▶ Task prompt: Search the material for the string "title" and copy each line where it occurs.

▶ Supplied records:
• • • • • • •

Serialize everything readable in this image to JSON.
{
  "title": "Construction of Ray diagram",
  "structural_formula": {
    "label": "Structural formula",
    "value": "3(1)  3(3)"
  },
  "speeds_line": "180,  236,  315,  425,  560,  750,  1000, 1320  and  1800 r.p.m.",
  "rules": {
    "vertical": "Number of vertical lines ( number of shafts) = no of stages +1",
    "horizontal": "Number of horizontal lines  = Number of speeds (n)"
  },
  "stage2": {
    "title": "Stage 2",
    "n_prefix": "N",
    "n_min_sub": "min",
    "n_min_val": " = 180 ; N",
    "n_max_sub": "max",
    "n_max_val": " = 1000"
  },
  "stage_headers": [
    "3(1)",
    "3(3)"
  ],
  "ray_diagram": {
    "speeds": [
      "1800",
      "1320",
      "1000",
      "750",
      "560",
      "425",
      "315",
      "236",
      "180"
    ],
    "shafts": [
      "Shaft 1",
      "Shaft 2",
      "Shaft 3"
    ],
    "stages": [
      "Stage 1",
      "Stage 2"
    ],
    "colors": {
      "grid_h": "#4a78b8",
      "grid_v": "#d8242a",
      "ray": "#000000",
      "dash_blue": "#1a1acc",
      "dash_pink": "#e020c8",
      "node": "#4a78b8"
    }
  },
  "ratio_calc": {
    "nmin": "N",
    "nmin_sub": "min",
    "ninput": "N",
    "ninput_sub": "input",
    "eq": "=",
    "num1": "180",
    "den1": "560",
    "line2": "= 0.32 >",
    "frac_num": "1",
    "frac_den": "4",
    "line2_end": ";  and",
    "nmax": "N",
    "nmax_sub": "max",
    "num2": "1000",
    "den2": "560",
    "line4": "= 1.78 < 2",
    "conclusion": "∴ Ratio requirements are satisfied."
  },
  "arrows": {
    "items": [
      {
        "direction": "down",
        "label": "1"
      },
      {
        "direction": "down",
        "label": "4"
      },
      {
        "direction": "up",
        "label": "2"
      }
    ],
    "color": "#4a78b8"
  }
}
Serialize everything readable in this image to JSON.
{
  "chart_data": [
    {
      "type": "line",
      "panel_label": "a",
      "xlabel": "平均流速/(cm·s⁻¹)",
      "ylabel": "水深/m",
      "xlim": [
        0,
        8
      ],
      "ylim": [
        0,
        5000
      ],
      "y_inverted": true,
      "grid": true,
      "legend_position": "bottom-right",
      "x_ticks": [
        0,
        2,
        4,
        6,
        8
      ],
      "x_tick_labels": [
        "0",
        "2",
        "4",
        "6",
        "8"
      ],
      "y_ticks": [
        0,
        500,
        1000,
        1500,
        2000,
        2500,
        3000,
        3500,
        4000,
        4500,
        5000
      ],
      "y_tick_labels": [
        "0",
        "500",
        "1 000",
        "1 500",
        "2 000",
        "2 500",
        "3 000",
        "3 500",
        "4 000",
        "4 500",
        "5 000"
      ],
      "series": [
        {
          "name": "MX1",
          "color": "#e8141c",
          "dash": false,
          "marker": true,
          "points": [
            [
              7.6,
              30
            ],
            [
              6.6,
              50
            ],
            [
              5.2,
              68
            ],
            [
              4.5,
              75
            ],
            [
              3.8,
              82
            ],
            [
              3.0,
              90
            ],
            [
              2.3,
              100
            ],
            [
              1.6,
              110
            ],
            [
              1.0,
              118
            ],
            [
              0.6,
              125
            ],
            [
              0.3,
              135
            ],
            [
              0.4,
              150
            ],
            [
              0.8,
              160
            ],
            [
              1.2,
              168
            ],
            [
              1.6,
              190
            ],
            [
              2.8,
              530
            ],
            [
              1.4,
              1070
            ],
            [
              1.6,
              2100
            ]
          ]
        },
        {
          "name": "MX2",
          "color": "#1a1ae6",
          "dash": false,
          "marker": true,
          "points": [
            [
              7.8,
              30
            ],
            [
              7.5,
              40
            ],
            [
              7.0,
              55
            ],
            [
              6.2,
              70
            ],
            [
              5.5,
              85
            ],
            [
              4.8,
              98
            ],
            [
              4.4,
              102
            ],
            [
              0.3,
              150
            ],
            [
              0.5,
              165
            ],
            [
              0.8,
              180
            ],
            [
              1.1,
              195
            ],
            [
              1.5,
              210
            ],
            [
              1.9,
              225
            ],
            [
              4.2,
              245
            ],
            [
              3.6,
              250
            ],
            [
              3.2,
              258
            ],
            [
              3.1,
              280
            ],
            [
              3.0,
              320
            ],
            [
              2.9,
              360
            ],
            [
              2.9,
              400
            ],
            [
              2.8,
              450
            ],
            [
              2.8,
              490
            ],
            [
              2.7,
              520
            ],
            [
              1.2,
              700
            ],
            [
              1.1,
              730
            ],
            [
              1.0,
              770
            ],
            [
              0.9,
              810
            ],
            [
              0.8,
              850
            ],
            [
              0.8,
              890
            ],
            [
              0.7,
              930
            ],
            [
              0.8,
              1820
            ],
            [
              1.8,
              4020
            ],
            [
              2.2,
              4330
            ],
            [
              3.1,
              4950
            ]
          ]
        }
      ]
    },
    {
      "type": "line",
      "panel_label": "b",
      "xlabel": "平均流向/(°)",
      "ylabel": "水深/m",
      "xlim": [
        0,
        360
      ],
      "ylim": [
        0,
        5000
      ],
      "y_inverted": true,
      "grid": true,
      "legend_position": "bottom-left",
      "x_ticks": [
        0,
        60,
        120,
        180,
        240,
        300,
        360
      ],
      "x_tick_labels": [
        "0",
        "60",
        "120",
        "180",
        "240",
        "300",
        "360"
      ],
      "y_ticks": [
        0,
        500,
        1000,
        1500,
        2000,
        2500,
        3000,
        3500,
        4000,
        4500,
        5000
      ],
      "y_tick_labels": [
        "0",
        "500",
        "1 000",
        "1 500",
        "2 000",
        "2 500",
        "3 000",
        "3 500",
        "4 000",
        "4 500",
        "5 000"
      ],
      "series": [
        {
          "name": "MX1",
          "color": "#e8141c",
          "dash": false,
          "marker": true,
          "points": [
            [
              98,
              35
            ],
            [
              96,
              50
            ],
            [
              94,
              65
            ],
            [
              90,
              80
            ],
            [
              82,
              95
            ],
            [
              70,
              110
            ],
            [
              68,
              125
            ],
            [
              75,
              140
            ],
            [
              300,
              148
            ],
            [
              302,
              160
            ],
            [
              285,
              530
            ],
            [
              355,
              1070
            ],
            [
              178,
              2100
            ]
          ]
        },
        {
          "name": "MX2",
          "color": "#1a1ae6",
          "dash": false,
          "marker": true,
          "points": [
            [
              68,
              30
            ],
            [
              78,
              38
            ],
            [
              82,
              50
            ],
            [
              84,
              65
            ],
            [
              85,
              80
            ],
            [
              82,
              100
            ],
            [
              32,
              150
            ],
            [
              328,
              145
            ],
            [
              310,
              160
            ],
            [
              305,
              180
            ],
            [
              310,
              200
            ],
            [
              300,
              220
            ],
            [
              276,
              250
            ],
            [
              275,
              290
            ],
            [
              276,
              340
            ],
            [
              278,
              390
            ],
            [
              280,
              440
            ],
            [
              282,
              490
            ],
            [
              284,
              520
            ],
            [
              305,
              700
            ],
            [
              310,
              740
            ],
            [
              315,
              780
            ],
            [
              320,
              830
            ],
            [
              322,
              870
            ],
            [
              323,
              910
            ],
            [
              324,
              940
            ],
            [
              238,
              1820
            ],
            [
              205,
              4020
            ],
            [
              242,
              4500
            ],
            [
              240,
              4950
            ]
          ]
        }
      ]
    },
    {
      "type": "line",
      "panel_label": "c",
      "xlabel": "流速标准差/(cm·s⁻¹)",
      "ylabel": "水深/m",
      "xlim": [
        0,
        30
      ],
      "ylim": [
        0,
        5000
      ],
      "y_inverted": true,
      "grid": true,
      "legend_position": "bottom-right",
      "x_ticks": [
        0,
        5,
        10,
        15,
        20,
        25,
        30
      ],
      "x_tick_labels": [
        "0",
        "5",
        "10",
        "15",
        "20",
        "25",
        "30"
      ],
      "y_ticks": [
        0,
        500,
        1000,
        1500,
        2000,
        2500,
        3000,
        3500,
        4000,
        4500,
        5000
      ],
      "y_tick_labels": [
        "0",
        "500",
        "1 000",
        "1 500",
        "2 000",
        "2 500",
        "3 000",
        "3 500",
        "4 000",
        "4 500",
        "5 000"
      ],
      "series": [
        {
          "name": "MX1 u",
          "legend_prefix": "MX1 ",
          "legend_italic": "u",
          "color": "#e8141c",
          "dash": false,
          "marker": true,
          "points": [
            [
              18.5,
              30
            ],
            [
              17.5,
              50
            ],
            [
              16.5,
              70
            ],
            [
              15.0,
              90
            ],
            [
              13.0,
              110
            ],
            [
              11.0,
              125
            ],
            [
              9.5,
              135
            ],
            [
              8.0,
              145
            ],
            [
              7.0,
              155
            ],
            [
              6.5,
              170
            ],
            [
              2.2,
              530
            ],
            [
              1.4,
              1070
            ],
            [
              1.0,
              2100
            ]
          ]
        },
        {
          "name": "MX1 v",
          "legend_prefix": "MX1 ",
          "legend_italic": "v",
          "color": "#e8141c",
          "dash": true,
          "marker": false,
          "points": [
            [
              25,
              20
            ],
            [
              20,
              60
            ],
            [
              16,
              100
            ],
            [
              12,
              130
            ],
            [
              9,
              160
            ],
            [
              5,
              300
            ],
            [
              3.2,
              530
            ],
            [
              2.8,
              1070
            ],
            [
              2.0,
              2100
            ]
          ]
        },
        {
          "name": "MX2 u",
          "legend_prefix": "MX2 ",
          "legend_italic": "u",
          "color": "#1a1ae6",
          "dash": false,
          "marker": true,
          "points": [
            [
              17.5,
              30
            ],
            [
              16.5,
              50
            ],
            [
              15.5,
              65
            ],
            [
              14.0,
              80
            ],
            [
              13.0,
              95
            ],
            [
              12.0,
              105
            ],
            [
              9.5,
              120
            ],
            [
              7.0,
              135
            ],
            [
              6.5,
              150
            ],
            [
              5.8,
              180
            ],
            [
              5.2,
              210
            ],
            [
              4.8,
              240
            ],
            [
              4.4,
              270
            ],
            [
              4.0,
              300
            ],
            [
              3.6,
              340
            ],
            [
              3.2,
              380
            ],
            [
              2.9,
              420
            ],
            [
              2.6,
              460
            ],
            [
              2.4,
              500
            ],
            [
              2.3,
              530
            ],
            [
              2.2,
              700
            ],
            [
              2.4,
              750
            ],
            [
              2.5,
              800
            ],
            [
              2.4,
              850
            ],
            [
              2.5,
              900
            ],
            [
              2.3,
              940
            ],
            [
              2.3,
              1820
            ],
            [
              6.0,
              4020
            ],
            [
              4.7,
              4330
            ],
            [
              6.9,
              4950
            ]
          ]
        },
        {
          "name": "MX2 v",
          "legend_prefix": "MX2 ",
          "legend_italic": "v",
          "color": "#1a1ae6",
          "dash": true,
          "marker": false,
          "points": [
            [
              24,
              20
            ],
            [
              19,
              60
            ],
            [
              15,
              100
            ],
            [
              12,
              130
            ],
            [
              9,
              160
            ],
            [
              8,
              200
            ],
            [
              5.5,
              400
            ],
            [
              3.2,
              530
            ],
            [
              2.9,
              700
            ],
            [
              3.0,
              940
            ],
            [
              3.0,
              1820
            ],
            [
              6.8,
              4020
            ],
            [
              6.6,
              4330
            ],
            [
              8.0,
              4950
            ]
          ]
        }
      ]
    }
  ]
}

• • • • • • •

▶ Exercise answer:
  "title": "Construction of Ray diagram",
    "title": "Stage 2",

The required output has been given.